TASK: Output each entry exactly; skip nothing.

** Start SUPPLIED DATA **

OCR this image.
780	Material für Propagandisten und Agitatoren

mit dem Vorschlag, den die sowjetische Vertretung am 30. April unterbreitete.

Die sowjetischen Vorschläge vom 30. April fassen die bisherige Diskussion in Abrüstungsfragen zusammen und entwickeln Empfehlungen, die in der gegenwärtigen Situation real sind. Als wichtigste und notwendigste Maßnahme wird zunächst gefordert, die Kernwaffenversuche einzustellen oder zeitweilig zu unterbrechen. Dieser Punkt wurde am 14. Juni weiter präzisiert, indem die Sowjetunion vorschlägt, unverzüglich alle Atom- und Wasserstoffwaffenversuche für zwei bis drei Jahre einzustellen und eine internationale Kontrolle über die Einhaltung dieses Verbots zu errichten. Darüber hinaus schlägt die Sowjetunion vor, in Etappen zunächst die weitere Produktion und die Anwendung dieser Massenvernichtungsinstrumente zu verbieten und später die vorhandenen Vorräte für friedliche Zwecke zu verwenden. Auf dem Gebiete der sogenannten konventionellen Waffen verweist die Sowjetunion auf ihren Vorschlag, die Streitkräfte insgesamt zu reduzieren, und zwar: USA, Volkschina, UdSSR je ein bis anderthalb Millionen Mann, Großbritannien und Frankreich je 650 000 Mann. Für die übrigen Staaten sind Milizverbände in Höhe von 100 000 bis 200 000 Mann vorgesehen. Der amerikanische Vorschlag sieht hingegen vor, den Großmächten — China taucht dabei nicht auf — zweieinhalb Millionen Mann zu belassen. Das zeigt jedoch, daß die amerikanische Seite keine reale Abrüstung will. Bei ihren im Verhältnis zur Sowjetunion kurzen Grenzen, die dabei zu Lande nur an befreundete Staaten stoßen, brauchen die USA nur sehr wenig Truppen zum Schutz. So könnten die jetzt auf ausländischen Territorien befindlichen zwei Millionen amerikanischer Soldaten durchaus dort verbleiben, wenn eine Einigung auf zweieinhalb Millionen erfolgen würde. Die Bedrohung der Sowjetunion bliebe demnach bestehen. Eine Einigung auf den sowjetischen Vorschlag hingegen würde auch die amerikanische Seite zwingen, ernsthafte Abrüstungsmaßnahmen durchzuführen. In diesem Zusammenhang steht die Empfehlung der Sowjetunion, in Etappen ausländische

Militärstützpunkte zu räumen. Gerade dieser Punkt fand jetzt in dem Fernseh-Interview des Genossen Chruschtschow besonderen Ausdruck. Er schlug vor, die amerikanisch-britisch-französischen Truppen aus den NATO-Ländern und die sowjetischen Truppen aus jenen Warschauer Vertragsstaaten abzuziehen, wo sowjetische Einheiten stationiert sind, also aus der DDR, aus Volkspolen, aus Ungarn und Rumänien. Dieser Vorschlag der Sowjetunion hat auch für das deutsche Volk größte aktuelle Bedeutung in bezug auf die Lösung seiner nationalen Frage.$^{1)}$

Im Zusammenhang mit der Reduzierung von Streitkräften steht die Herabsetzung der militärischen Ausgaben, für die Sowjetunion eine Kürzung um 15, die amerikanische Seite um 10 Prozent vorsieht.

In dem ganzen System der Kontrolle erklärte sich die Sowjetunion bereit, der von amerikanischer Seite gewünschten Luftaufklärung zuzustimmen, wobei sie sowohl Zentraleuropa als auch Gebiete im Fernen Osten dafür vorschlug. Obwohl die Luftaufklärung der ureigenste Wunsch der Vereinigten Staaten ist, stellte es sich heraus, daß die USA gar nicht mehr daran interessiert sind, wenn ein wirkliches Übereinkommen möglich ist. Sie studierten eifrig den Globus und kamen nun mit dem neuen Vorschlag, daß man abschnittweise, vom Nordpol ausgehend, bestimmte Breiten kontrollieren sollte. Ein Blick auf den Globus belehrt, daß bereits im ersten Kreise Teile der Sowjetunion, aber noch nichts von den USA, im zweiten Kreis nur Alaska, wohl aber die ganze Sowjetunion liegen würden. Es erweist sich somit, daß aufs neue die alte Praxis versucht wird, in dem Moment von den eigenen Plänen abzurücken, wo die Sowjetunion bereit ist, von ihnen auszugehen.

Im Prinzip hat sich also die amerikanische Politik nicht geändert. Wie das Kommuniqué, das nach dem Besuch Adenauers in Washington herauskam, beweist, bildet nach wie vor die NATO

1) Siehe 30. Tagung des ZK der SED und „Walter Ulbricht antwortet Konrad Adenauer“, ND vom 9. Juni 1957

** End SUPPLIED DATA **

ANSWER:
OCR this image.
780	Material für Propagandisten und Agitatoren

mit dem Vorschlag, den die sowjetische Vertretung am 30. April unterbreitete.

Die sowjetischen Vorschläge vom 30. April fassen die bisherige Diskussion in Abrüstungsfragen zusammen und entwickeln Empfehlungen, die in der gegenwärtigen Situation real sind. Als wichtigste und notwendigste Maßnahme wird zunächst gefordert, die Kernwaffenversuche einzustellen oder zeitweilig zu unterbrechen. Dieser Punkt wurde am 14. Juni weiter präzisiert, indem die Sowjetunion vorschlägt, unverzüglich alle Atom- und Wasserstoffwaffenversuche für zwei bis drei Jahre einzustellen und eine internationale Kontrolle über die Einhaltung dieses Verbots zu errichten. Darüber hinaus schlägt die Sowjetunion vor, in Etappen zunächst die weitere Produktion und die Anwendung dieser Massenvernichtungsinstrumente zu verbieten und später die vorhandenen Vorräte für friedliche Zwecke zu verwenden. Auf dem Gebiete der sogenannten konventionellen Waffen verweist die Sowjetunion auf ihren Vorschlag, die Streitkräfte insgesamt zu reduzieren, und zwar: USA, Volkschina, UdSSR je ein bis anderthalb Millionen Mann, Großbritannien und Frankreich je 650 000 Mann. Für die übrigen Staaten sind Milizverbände in Höhe von 100 000 bis 200 000 Mann vorgesehen. Der amerikanische Vorschlag sieht hingegen vor, den Großmächten — China taucht dabei nicht auf — zweieinhalb Millionen Mann zu belassen. Das zeigt jedoch, daß die amerikanische Seite keine reale Abrüstung will. Bei ihren im Verhältnis zur Sowjetunion kurzen Grenzen, die dabei zu Lande nur an befreundete Staaten stoßen, brauchen die USA nur sehr wenig Truppen zum Schutz. So könnten die jetzt auf ausländischen Territorien befindlichen zwei Millionen amerikanischer Soldaten durchaus dort verbleiben, wenn eine Einigung auf zweieinhalb Millionen erfolgen würde. Die Bedrohung der Sowjetunion bliebe demnach bestehen. Eine Einigung auf den sowjetischen Vorschlag hingegen würde auch die amerikanische Seite zwingen, ernsthafte Abrüstungsmaßnahmen durchzuführen. In diesem Zusammenhang steht die Empfehlung der Sowjetunion, in Etappen ausländische

Militärstützpunkte zu räumen. Gerade dieser Punkt fand jetzt in dem Fernseh-Interview des Genossen Chruschtschow besonderen Ausdruck. Er schlug vor, die amerikanisch-britisch-französischen Truppen aus den NATO-Ländern und die sowjetischen Truppen aus jenen Warschauer Vertragsstaaten abzuziehen, wo sowjetische Einheiten stationiert sind, also aus der DDR, aus Volkspolen, aus Ungarn und Rumänien. Dieser Vorschlag der Sowjetunion hat auch für das deutsche Volk größte aktuelle Bedeutung in bezug auf die Lösung seiner nationalen Frage.$^{1)}$

Im Zusammenhang mit der Reduzierung von Streitkräften steht die Herabsetzung der militärischen Ausgaben, für die Sowjetunion eine Kürzung um 15, die amerikanische Seite um 10 Prozent vorsieht.

In dem ganzen System der Kontrolle erklärte sich die Sowjetunion bereit, der von amerikanischer Seite gewünschten Luftaufklärung zuzustimmen, wobei sie sowohl Zentraleuropa als auch Gebiete im Fernen Osten dafür vorschlug. Obwohl die Luftaufklärung der ureigenste Wunsch der Vereinigten Staaten ist, stellte es sich heraus, daß die USA gar nicht mehr daran interessiert sind, wenn ein wirkliches Übereinkommen möglich ist. Sie studierten eifrig den Globus und kamen nun mit dem neuen Vorschlag, daß man abschnittweise, vom Nordpol ausgehend, bestimmte Breiten kontrollieren sollte. Ein Blick auf den Globus belehrt, daß bereits im ersten Kreise Teile der Sowjetunion, aber noch nichts von den USA, im zweiten Kreis nur Alaska, wohl aber die ganze Sowjetunion liegen würden. Es erweist sich somit, daß aufs neue die alte Praxis versucht wird, in dem Moment von den eigenen Plänen abzurücken, wo die Sowjetunion bereit ist, von ihnen auszugehen.

Im Prinzip hat sich also die amerikanische Politik nicht geändert. Wie das Kommuniqué, das nach dem Besuch Adenauers in Washington herauskam, beweist, bildet nach wie vor die NATO

1) Siehe 30. Tagung des ZK der SED und „Walter Ulbricht antwortet Konrad Adenauer“, ND vom 9. Juni 1957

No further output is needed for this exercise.